#### Raw data
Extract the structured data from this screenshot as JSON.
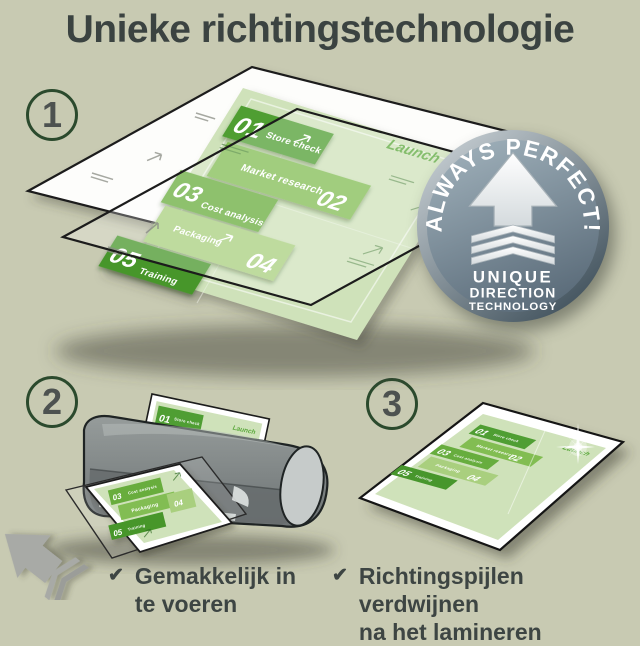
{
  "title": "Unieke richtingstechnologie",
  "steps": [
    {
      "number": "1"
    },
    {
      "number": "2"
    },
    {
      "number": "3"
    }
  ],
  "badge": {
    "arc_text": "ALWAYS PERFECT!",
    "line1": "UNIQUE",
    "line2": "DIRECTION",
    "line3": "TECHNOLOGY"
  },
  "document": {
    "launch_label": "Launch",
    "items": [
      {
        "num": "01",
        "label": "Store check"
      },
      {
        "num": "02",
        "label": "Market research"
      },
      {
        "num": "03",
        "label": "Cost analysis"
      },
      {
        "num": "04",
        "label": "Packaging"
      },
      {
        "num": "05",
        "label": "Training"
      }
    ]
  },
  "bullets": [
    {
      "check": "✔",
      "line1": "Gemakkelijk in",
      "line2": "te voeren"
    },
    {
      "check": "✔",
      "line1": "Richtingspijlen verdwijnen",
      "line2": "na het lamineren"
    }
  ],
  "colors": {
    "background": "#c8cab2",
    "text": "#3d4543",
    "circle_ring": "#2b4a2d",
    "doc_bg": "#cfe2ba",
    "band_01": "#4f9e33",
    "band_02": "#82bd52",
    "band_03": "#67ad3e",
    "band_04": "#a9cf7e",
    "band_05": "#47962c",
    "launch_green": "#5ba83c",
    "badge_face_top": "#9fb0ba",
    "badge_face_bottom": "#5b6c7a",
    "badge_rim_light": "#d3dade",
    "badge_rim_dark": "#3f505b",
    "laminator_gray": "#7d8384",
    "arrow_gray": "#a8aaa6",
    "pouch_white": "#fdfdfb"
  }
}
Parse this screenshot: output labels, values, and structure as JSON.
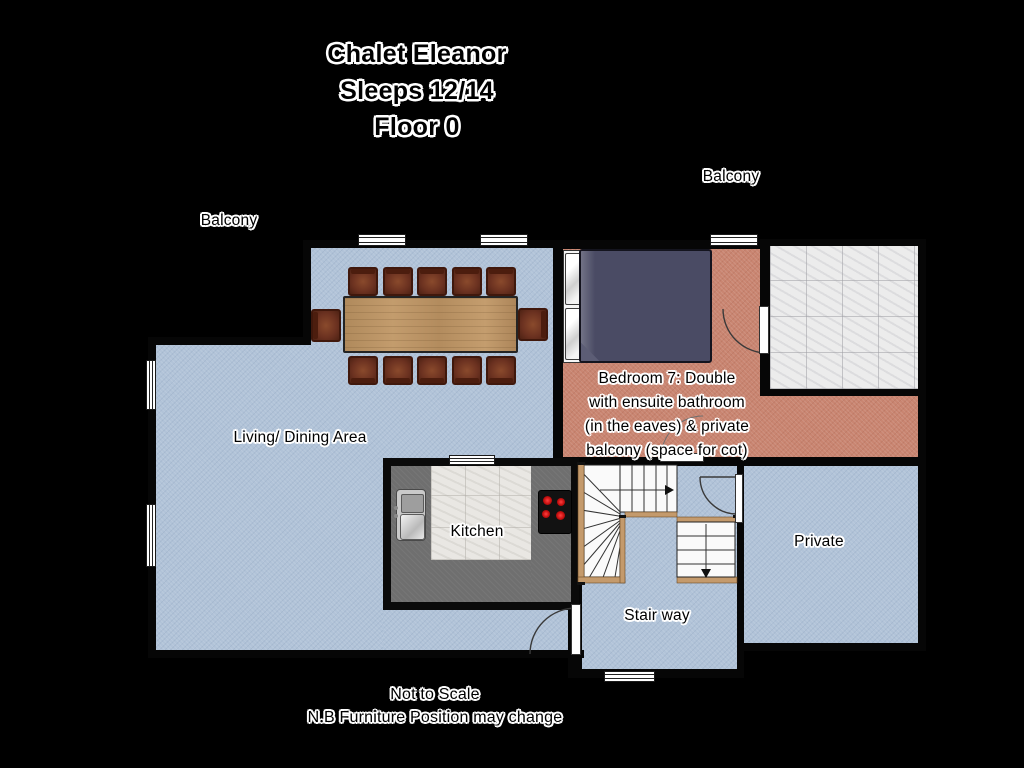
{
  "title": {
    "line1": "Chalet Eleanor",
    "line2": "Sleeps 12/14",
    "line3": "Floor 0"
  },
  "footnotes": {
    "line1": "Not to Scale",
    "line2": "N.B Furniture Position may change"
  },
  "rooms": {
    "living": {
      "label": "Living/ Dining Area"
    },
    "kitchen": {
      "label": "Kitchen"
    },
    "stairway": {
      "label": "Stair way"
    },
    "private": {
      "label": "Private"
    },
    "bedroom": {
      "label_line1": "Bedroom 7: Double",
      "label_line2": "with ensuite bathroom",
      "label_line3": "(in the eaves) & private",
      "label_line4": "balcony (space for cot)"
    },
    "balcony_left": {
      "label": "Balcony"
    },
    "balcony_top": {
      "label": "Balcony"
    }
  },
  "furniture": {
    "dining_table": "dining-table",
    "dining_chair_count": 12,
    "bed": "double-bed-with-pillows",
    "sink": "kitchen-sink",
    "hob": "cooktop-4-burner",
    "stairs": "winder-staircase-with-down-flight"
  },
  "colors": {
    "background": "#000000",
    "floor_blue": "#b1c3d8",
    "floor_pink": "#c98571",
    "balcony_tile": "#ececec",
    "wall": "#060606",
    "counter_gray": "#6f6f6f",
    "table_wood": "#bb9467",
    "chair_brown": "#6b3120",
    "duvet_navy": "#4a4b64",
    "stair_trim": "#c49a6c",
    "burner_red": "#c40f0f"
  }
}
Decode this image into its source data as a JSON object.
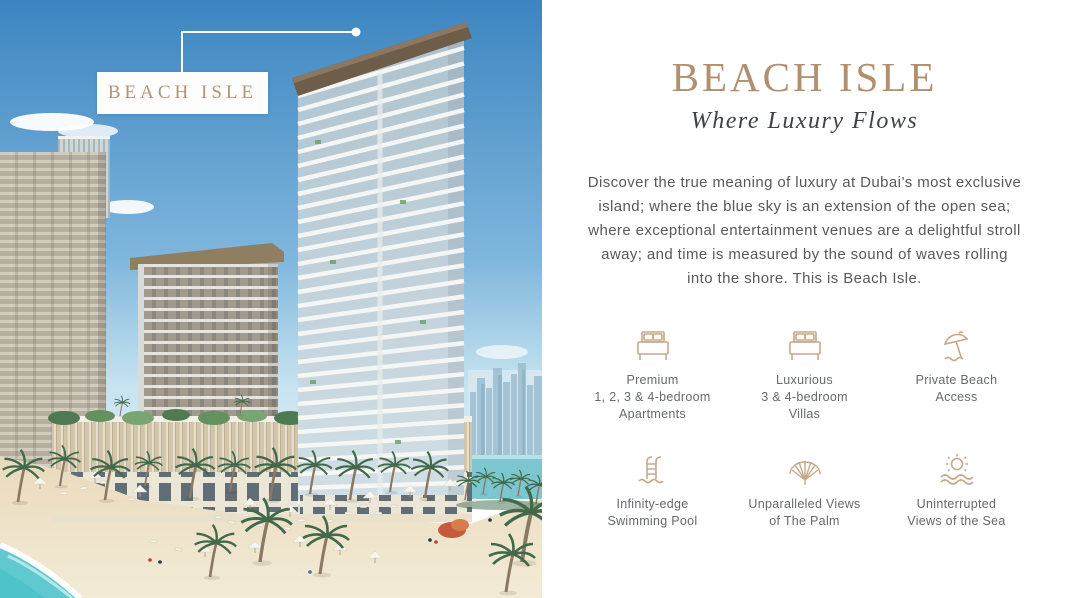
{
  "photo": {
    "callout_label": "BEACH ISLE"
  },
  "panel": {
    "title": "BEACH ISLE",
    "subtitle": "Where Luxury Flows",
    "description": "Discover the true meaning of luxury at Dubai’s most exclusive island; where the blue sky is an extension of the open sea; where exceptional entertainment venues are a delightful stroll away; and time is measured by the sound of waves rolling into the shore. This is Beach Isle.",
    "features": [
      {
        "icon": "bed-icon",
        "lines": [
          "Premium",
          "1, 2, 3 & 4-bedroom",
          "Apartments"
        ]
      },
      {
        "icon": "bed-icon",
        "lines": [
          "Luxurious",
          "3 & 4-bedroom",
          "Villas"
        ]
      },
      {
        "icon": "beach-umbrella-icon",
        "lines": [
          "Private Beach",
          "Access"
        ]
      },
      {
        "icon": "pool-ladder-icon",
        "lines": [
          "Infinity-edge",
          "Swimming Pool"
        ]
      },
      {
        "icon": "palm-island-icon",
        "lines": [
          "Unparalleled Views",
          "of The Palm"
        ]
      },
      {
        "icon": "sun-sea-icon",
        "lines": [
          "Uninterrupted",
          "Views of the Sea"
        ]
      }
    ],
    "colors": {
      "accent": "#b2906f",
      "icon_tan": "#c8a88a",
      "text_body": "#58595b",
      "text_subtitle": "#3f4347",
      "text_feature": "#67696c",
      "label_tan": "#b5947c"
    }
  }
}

#### Aim of the task
In the copy, include no pictures; restate the listing above exactly.

#### Problem solution
Extract the structured data from this screenshot as JSON.
{
  "title": "Unieke richtingstechnologie",
  "steps": [
    {
      "number": "1"
    },
    {
      "number": "2"
    },
    {
      "number": "3"
    }
  ],
  "badge": {
    "arc_text": "ALWAYS PERFECT!",
    "line1": "UNIQUE",
    "line2": "DIRECTION",
    "line3": "TECHNOLOGY"
  },
  "document": {
    "launch_label": "Launch",
    "items": [
      {
        "num": "01",
        "label": "Store check"
      },
      {
        "num": "02",
        "label": "Market research"
      },
      {
        "num": "03",
        "label": "Cost analysis"
      },
      {
        "num": "04",
        "label": "Packaging"
      },
      {
        "num": "05",
        "label": "Training"
      }
    ]
  },
  "bullets": [
    {
      "check": "✔",
      "line1": "Gemakkelijk in",
      "line2": "te voeren"
    },
    {
      "check": "✔",
      "line1": "Richtingspijlen verdwijnen",
      "line2": "na het lamineren"
    }
  ],
  "colors": {
    "background": "#c8cab2",
    "text": "#3d4543",
    "circle_ring": "#2b4a2d",
    "doc_bg": "#cfe2ba",
    "band_01": "#4f9e33",
    "band_02": "#82bd52",
    "band_03": "#67ad3e",
    "band_04": "#a9cf7e",
    "band_05": "#47962c",
    "launch_green": "#5ba83c",
    "badge_face_top": "#9fb0ba",
    "badge_face_bottom": "#5b6c7a",
    "badge_rim_light": "#d3dade",
    "badge_rim_dark": "#3f505b",
    "laminator_gray": "#7d8384",
    "arrow_gray": "#a8aaa6",
    "pouch_white": "#fdfdfb"
  }
}
Parse this screenshot: output labels, values, and structure as JSON.
{
  "title": {
    "line1": "Chalet Eleanor",
    "line2": "Sleeps 12/14",
    "line3": "Floor 0"
  },
  "footnotes": {
    "line1": "Not to Scale",
    "line2": "N.B Furniture Position may change"
  },
  "rooms": {
    "living": {
      "label": "Living/ Dining Area"
    },
    "kitchen": {
      "label": "Kitchen"
    },
    "stairway": {
      "label": "Stair way"
    },
    "private": {
      "label": "Private"
    },
    "bedroom": {
      "label_line1": "Bedroom 7: Double",
      "label_line2": "with ensuite bathroom",
      "label_line3": "(in the eaves) & private",
      "label_line4": "balcony (space for cot)"
    },
    "balcony_left": {
      "label": "Balcony"
    },
    "balcony_top": {
      "label": "Balcony"
    }
  },
  "furniture": {
    "dining_table": "dining-table",
    "dining_chair_count": 12,
    "bed": "double-bed-with-pillows",
    "sink": "kitchen-sink",
    "hob": "cooktop-4-burner",
    "stairs": "winder-staircase-with-down-flight"
  },
  "colors": {
    "background": "#000000",
    "floor_blue": "#b1c3d8",
    "floor_pink": "#c98571",
    "balcony_tile": "#ececec",
    "wall": "#060606",
    "counter_gray": "#6f6f6f",
    "table_wood": "#bb9467",
    "chair_brown": "#6b3120",
    "duvet_navy": "#4a4b64",
    "stair_trim": "#c49a6c",
    "burner_red": "#c40f0f"
  }
}
Decode this image into its source data as a JSON object.
{
  "photo": {
    "callout_label": "BEACH ISLE"
  },
  "panel": {
    "title": "BEACH ISLE",
    "subtitle": "Where Luxury Flows",
    "description": "Discover the true meaning of luxury at Dubai’s most exclusive island; where the blue sky is an extension of the open sea; where exceptional entertainment venues are a delightful stroll away; and time is measured by the sound of waves rolling into the shore. This is Beach Isle.",
    "features": [
      {
        "icon": "bed-icon",
        "lines": [
          "Premium",
          "1, 2, 3 & 4-bedroom",
          "Apartments"
        ]
      },
      {
        "icon": "bed-icon",
        "lines": [
          "Luxurious",
          "3 & 4-bedroom",
          "Villas"
        ]
      },
      {
        "icon": "beach-umbrella-icon",
        "lines": [
          "Private Beach",
          "Access"
        ]
      },
      {
        "icon": "pool-ladder-icon",
        "lines": [
          "Infinity-edge",
          "Swimming Pool"
        ]
      },
      {
        "icon": "palm-island-icon",
        "lines": [
          "Unparalleled Views",
          "of The Palm"
        ]
      },
      {
        "icon": "sun-sea-icon",
        "lines": [
          "Uninterrupted",
          "Views of the Sea"
        ]
      }
    ],
    "colors": {
      "accent": "#b2906f",
      "icon_tan": "#c8a88a",
      "text_body": "#58595b",
      "text_subtitle": "#3f4347",
      "text_feature": "#67696c",
      "label_tan": "#b5947c"
    }
  }
}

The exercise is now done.